::: DATA

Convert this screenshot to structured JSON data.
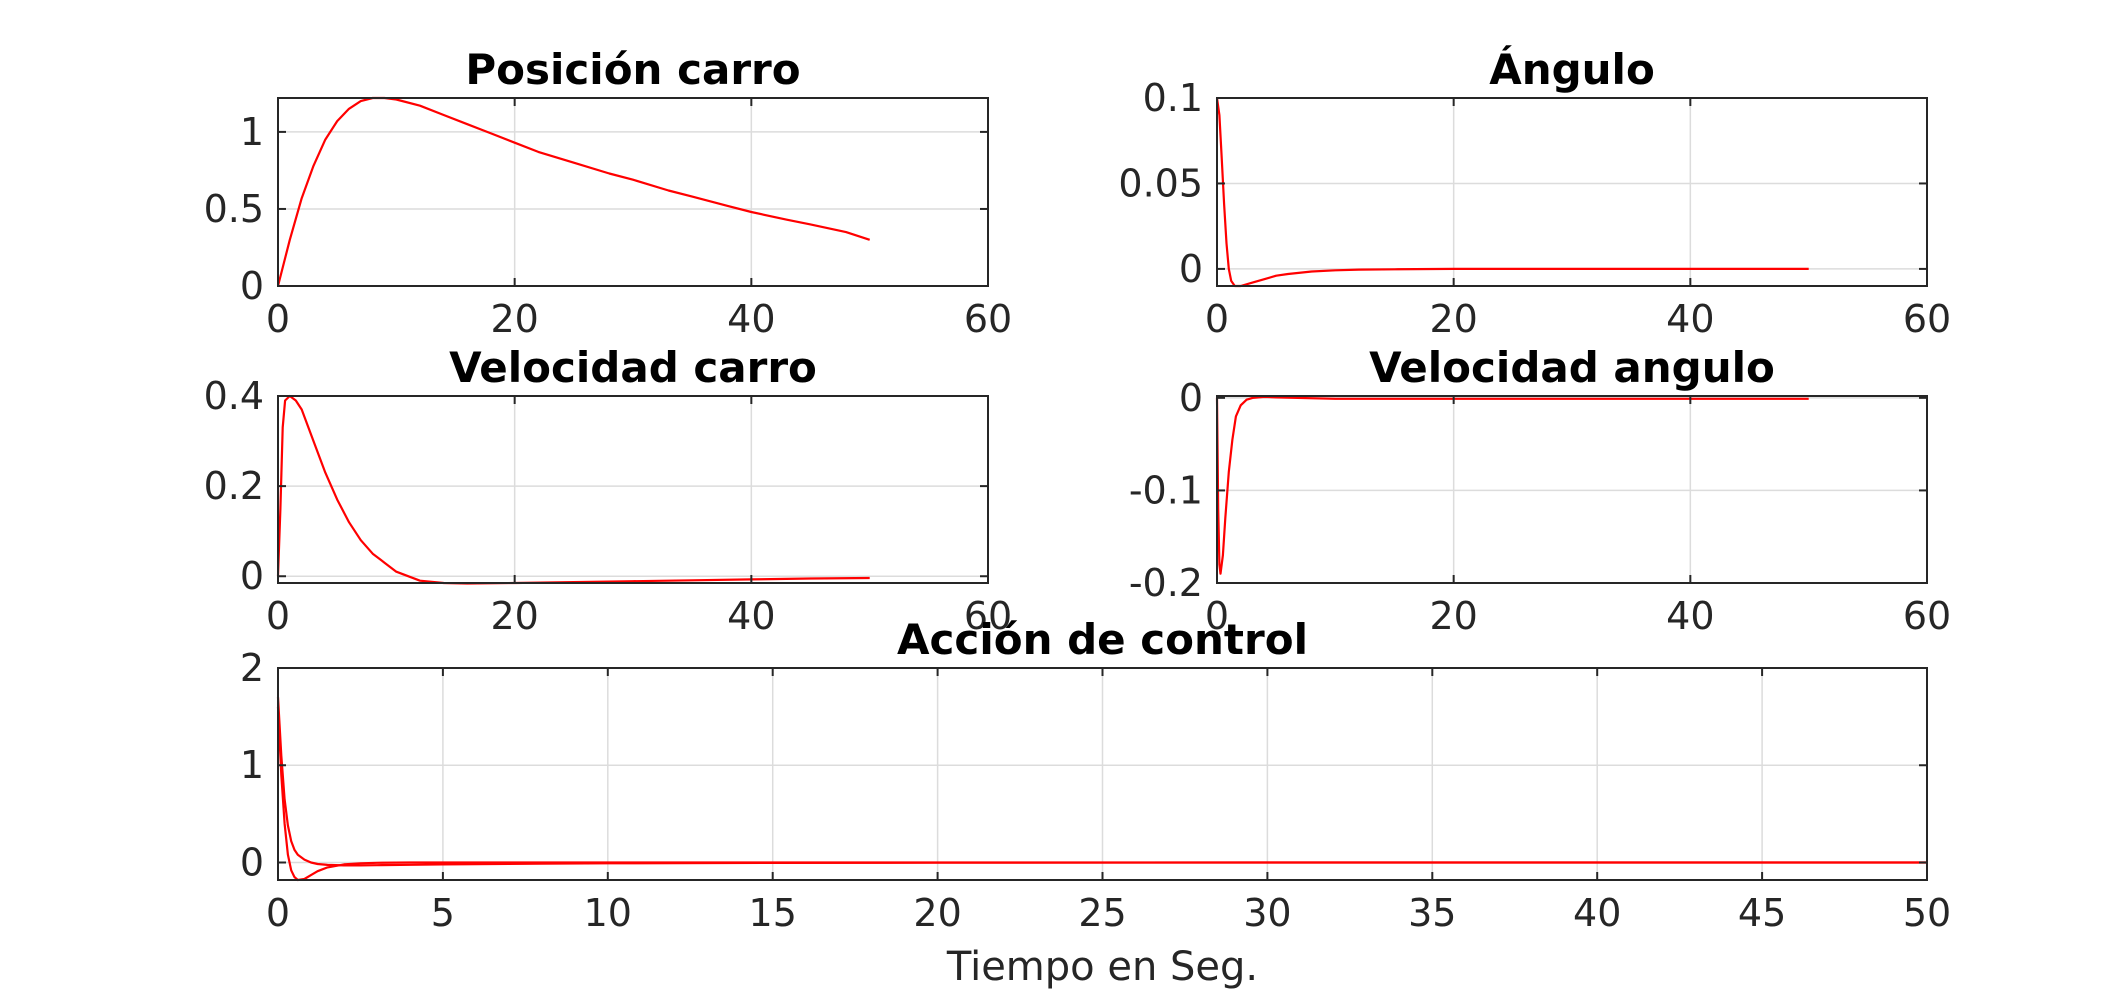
{
  "figure": {
    "line_color": "#ff0000",
    "grid": true
  },
  "chart_data": [
    {
      "type": "line",
      "title": "Posición carro",
      "xlabel": "",
      "ylabel": "",
      "xlim": [
        0,
        60
      ],
      "ylim": [
        0,
        1.22
      ],
      "xticks": [
        0,
        20,
        40,
        60
      ],
      "xtick_labels": [
        "0",
        "20",
        "40",
        "60"
      ],
      "yticks": [
        0,
        0.5,
        1
      ],
      "ytick_labels": [
        "0",
        "0.5",
        "1"
      ],
      "series": [
        {
          "x": [
            0,
            0.5,
            1,
            2,
            3,
            4,
            5,
            6,
            7,
            8,
            9,
            10,
            12,
            14,
            16,
            18,
            20,
            22,
            25,
            28,
            30,
            33,
            35,
            38,
            40,
            43,
            45,
            48,
            50
          ],
          "y": [
            0,
            0.15,
            0.3,
            0.57,
            0.78,
            0.95,
            1.07,
            1.15,
            1.2,
            1.22,
            1.22,
            1.21,
            1.17,
            1.11,
            1.05,
            0.99,
            0.93,
            0.87,
            0.8,
            0.73,
            0.69,
            0.62,
            0.58,
            0.52,
            0.48,
            0.43,
            0.4,
            0.35,
            0.3
          ]
        }
      ]
    },
    {
      "type": "line",
      "title": "Ángulo",
      "xlabel": "",
      "ylabel": "",
      "xlim": [
        0,
        60
      ],
      "ylim": [
        -0.01,
        0.1
      ],
      "xticks": [
        0,
        20,
        40,
        60
      ],
      "xtick_labels": [
        "0",
        "20",
        "40",
        "60"
      ],
      "yticks": [
        0,
        0.05,
        0.1
      ],
      "ytick_labels": [
        "0",
        "0.05",
        "0.1"
      ],
      "series": [
        {
          "x": [
            0,
            0.2,
            0.4,
            0.6,
            0.8,
            1.0,
            1.2,
            1.5,
            2,
            3,
            4,
            5,
            6,
            8,
            10,
            12,
            15,
            20,
            30,
            40,
            50
          ],
          "y": [
            0.1,
            0.09,
            0.065,
            0.038,
            0.015,
            0.0,
            -0.007,
            -0.01,
            -0.01,
            -0.008,
            -0.006,
            -0.004,
            -0.003,
            -0.0015,
            -0.0008,
            -0.0004,
            -0.0002,
            0.0,
            0.0,
            0.0,
            0.0
          ]
        }
      ]
    },
    {
      "type": "line",
      "title": "Velocidad carro",
      "xlabel": "",
      "ylabel": "",
      "xlim": [
        0,
        60
      ],
      "ylim": [
        -0.015,
        0.4
      ],
      "xticks": [
        0,
        20,
        40,
        60
      ],
      "xtick_labels": [
        "0",
        "20",
        "40",
        "60"
      ],
      "yticks": [
        0,
        0.2,
        0.4
      ],
      "ytick_labels": [
        "0",
        "0.2",
        "0.4"
      ],
      "series": [
        {
          "x": [
            0,
            0.2,
            0.4,
            0.6,
            1,
            1.5,
            2,
            3,
            4,
            5,
            6,
            7,
            8,
            9,
            10,
            12,
            14,
            16,
            20,
            25,
            30,
            35,
            40,
            45,
            50
          ],
          "y": [
            0.0,
            0.15,
            0.33,
            0.39,
            0.4,
            0.39,
            0.37,
            0.3,
            0.23,
            0.17,
            0.12,
            0.08,
            0.05,
            0.03,
            0.01,
            -0.01,
            -0.015,
            -0.016,
            -0.015,
            -0.013,
            -0.011,
            -0.009,
            -0.007,
            -0.005,
            -0.004
          ]
        }
      ]
    },
    {
      "type": "line",
      "title": "Velocidad angulo",
      "xlabel": "",
      "ylabel": "",
      "xlim": [
        0,
        60
      ],
      "ylim": [
        -0.2,
        0.002
      ],
      "xticks": [
        0,
        20,
        40,
        60
      ],
      "xtick_labels": [
        "0",
        "20",
        "40",
        "60"
      ],
      "yticks": [
        -0.2,
        -0.1,
        0
      ],
      "ytick_labels": [
        "-0.2",
        "-0.1",
        "0"
      ],
      "series": [
        {
          "x": [
            0,
            0.1,
            0.2,
            0.3,
            0.5,
            0.7,
            1.0,
            1.3,
            1.6,
            2,
            2.5,
            3,
            4,
            5,
            10,
            20,
            30,
            40,
            50
          ],
          "y": [
            0,
            -0.12,
            -0.18,
            -0.19,
            -0.17,
            -0.13,
            -0.08,
            -0.045,
            -0.02,
            -0.008,
            -0.002,
            0.0,
            0.001,
            0.0005,
            -0.001,
            -0.001,
            -0.001,
            -0.001,
            -0.001
          ]
        }
      ]
    },
    {
      "type": "line",
      "title": "Acción de control",
      "xlabel": "Tiempo en Seg.",
      "ylabel": "",
      "xlim": [
        0,
        50
      ],
      "ylim": [
        -0.18,
        2
      ],
      "xticks": [
        0,
        5,
        10,
        15,
        20,
        25,
        30,
        35,
        40,
        45,
        50
      ],
      "xtick_labels": [
        "0",
        "5",
        "10",
        "15",
        "20",
        "25",
        "30",
        "35",
        "40",
        "45",
        "50"
      ],
      "yticks": [
        0,
        1,
        2
      ],
      "ytick_labels": [
        "0",
        "1",
        "2"
      ],
      "series": [
        {
          "x": [
            0,
            0.1,
            0.2,
            0.3,
            0.4,
            0.5,
            0.6,
            0.8,
            1.0,
            1.2,
            1.5,
            2,
            2.5,
            3,
            4,
            5,
            6,
            8,
            10,
            15,
            20,
            30,
            40,
            50
          ],
          "y": [
            1.7,
            1.1,
            0.65,
            0.38,
            0.22,
            0.13,
            0.08,
            0.03,
            0.0,
            -0.015,
            -0.025,
            -0.03,
            -0.03,
            -0.028,
            -0.024,
            -0.02,
            -0.017,
            -0.012,
            -0.008,
            -0.004,
            -0.002,
            0.0,
            0.0,
            0.0
          ]
        },
        {
          "x": [
            0,
            0.1,
            0.2,
            0.3,
            0.4,
            0.5,
            0.6,
            0.8,
            1.0,
            1.2,
            1.5,
            2,
            2.5,
            3,
            4,
            5,
            6,
            8,
            10,
            15,
            20,
            30,
            40,
            50
          ],
          "y": [
            1.6,
            0.9,
            0.4,
            0.08,
            -0.08,
            -0.15,
            -0.18,
            -0.17,
            -0.13,
            -0.09,
            -0.05,
            -0.02,
            -0.008,
            -0.003,
            0.0,
            0.0,
            0.0,
            0.0,
            0.0,
            0.0,
            0.0,
            0.0,
            0.0,
            0.0
          ]
        }
      ]
    }
  ]
}
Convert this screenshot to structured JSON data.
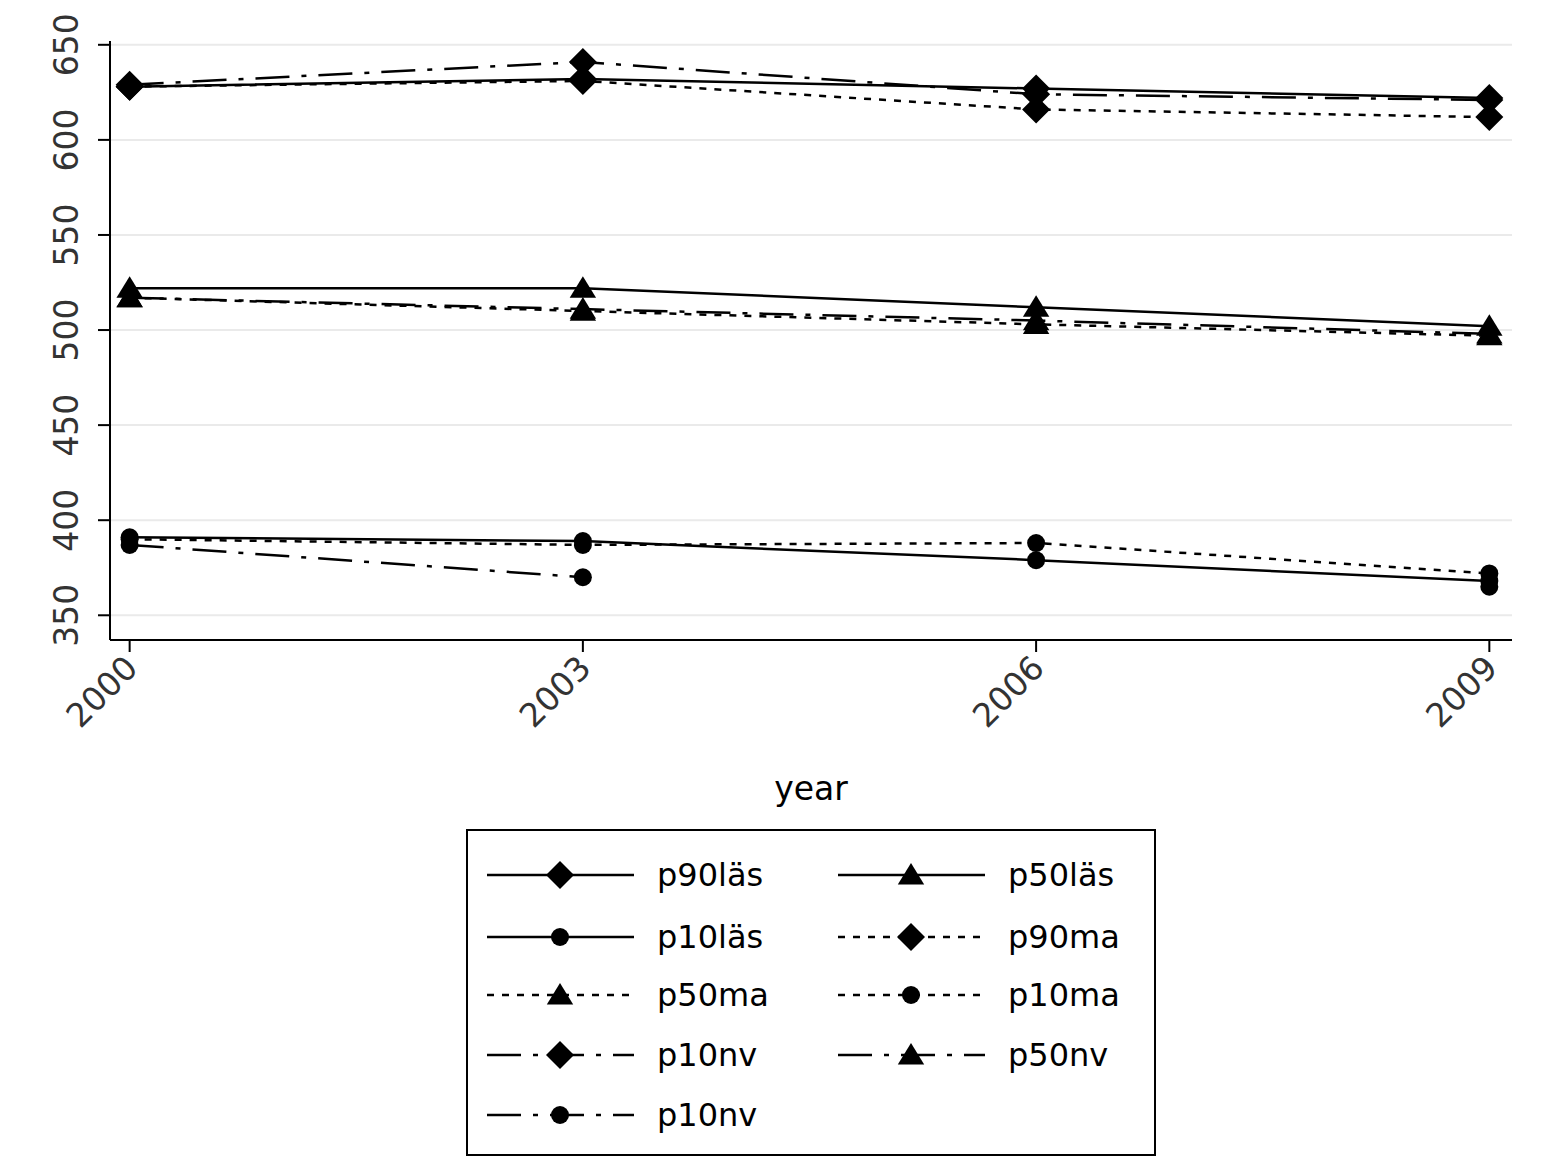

::::::

WHAT YOU HAVE TO DO:
Leave out the pictures and copy everything else in the records word for word.

WORKED SOLUTION:
Convert this screenshot to structured JSON data.
{
  "figure": {
    "line_color": "#ff0000",
    "grid": true
  },
  "chart_data": [
    {
      "type": "line",
      "title": "Posición carro",
      "xlabel": "",
      "ylabel": "",
      "xlim": [
        0,
        60
      ],
      "ylim": [
        0,
        1.22
      ],
      "xticks": [
        0,
        20,
        40,
        60
      ],
      "xtick_labels": [
        "0",
        "20",
        "40",
        "60"
      ],
      "yticks": [
        0,
        0.5,
        1
      ],
      "ytick_labels": [
        "0",
        "0.5",
        "1"
      ],
      "series": [
        {
          "x": [
            0,
            0.5,
            1,
            2,
            3,
            4,
            5,
            6,
            7,
            8,
            9,
            10,
            12,
            14,
            16,
            18,
            20,
            22,
            25,
            28,
            30,
            33,
            35,
            38,
            40,
            43,
            45,
            48,
            50
          ],
          "y": [
            0,
            0.15,
            0.3,
            0.57,
            0.78,
            0.95,
            1.07,
            1.15,
            1.2,
            1.22,
            1.22,
            1.21,
            1.17,
            1.11,
            1.05,
            0.99,
            0.93,
            0.87,
            0.8,
            0.73,
            0.69,
            0.62,
            0.58,
            0.52,
            0.48,
            0.43,
            0.4,
            0.35,
            0.3
          ]
        }
      ]
    },
    {
      "type": "line",
      "title": "Ángulo",
      "xlabel": "",
      "ylabel": "",
      "xlim": [
        0,
        60
      ],
      "ylim": [
        -0.01,
        0.1
      ],
      "xticks": [
        0,
        20,
        40,
        60
      ],
      "xtick_labels": [
        "0",
        "20",
        "40",
        "60"
      ],
      "yticks": [
        0,
        0.05,
        0.1
      ],
      "ytick_labels": [
        "0",
        "0.05",
        "0.1"
      ],
      "series": [
        {
          "x": [
            0,
            0.2,
            0.4,
            0.6,
            0.8,
            1.0,
            1.2,
            1.5,
            2,
            3,
            4,
            5,
            6,
            8,
            10,
            12,
            15,
            20,
            30,
            40,
            50
          ],
          "y": [
            0.1,
            0.09,
            0.065,
            0.038,
            0.015,
            0.0,
            -0.007,
            -0.01,
            -0.01,
            -0.008,
            -0.006,
            -0.004,
            -0.003,
            -0.0015,
            -0.0008,
            -0.0004,
            -0.0002,
            0.0,
            0.0,
            0.0,
            0.0
          ]
        }
      ]
    },
    {
      "type": "line",
      "title": "Velocidad carro",
      "xlabel": "",
      "ylabel": "",
      "xlim": [
        0,
        60
      ],
      "ylim": [
        -0.015,
        0.4
      ],
      "xticks": [
        0,
        20,
        40,
        60
      ],
      "xtick_labels": [
        "0",
        "20",
        "40",
        "60"
      ],
      "yticks": [
        0,
        0.2,
        0.4
      ],
      "ytick_labels": [
        "0",
        "0.2",
        "0.4"
      ],
      "series": [
        {
          "x": [
            0,
            0.2,
            0.4,
            0.6,
            1,
            1.5,
            2,
            3,
            4,
            5,
            6,
            7,
            8,
            9,
            10,
            12,
            14,
            16,
            20,
            25,
            30,
            35,
            40,
            45,
            50
          ],
          "y": [
            0.0,
            0.15,
            0.33,
            0.39,
            0.4,
            0.39,
            0.37,
            0.3,
            0.23,
            0.17,
            0.12,
            0.08,
            0.05,
            0.03,
            0.01,
            -0.01,
            -0.015,
            -0.016,
            -0.015,
            -0.013,
            -0.011,
            -0.009,
            -0.007,
            -0.005,
            -0.004
          ]
        }
      ]
    },
    {
      "type": "line",
      "title": "Velocidad angulo",
      "xlabel": "",
      "ylabel": "",
      "xlim": [
        0,
        60
      ],
      "ylim": [
        -0.2,
        0.002
      ],
      "xticks": [
        0,
        20,
        40,
        60
      ],
      "xtick_labels": [
        "0",
        "20",
        "40",
        "60"
      ],
      "yticks": [
        -0.2,
        -0.1,
        0
      ],
      "ytick_labels": [
        "-0.2",
        "-0.1",
        "0"
      ],
      "series": [
        {
          "x": [
            0,
            0.1,
            0.2,
            0.3,
            0.5,
            0.7,
            1.0,
            1.3,
            1.6,
            2,
            2.5,
            3,
            4,
            5,
            10,
            20,
            30,
            40,
            50
          ],
          "y": [
            0,
            -0.12,
            -0.18,
            -0.19,
            -0.17,
            -0.13,
            -0.08,
            -0.045,
            -0.02,
            -0.008,
            -0.002,
            0.0,
            0.001,
            0.0005,
            -0.001,
            -0.001,
            -0.001,
            -0.001,
            -0.001
          ]
        }
      ]
    },
    {
      "type": "line",
      "title": "Acción de control",
      "xlabel": "Tiempo en Seg.",
      "ylabel": "",
      "xlim": [
        0,
        50
      ],
      "ylim": [
        -0.18,
        2
      ],
      "xticks": [
        0,
        5,
        10,
        15,
        20,
        25,
        30,
        35,
        40,
        45,
        50
      ],
      "xtick_labels": [
        "0",
        "5",
        "10",
        "15",
        "20",
        "25",
        "30",
        "35",
        "40",
        "45",
        "50"
      ],
      "yticks": [
        0,
        1,
        2
      ],
      "ytick_labels": [
        "0",
        "1",
        "2"
      ],
      "series": [
        {
          "x": [
            0,
            0.1,
            0.2,
            0.3,
            0.4,
            0.5,
            0.6,
            0.8,
            1.0,
            1.2,
            1.5,
            2,
            2.5,
            3,
            4,
            5,
            6,
            8,
            10,
            15,
            20,
            30,
            40,
            50
          ],
          "y": [
            1.7,
            1.1,
            0.65,
            0.38,
            0.22,
            0.13,
            0.08,
            0.03,
            0.0,
            -0.015,
            -0.025,
            -0.03,
            -0.03,
            -0.028,
            -0.024,
            -0.02,
            -0.017,
            -0.012,
            -0.008,
            -0.004,
            -0.002,
            0.0,
            0.0,
            0.0
          ]
        },
        {
          "x": [
            0,
            0.1,
            0.2,
            0.3,
            0.4,
            0.5,
            0.6,
            0.8,
            1.0,
            1.2,
            1.5,
            2,
            2.5,
            3,
            4,
            5,
            6,
            8,
            10,
            15,
            20,
            30,
            40,
            50
          ],
          "y": [
            1.6,
            0.9,
            0.4,
            0.08,
            -0.08,
            -0.15,
            -0.18,
            -0.17,
            -0.13,
            -0.09,
            -0.05,
            -0.02,
            -0.008,
            -0.003,
            0.0,
            0.0,
            0.0,
            0.0,
            0.0,
            0.0,
            0.0,
            0.0,
            0.0,
            0.0
          ]
        }
      ]
    }
  ]
}
Convert this screenshot to structured JSON data.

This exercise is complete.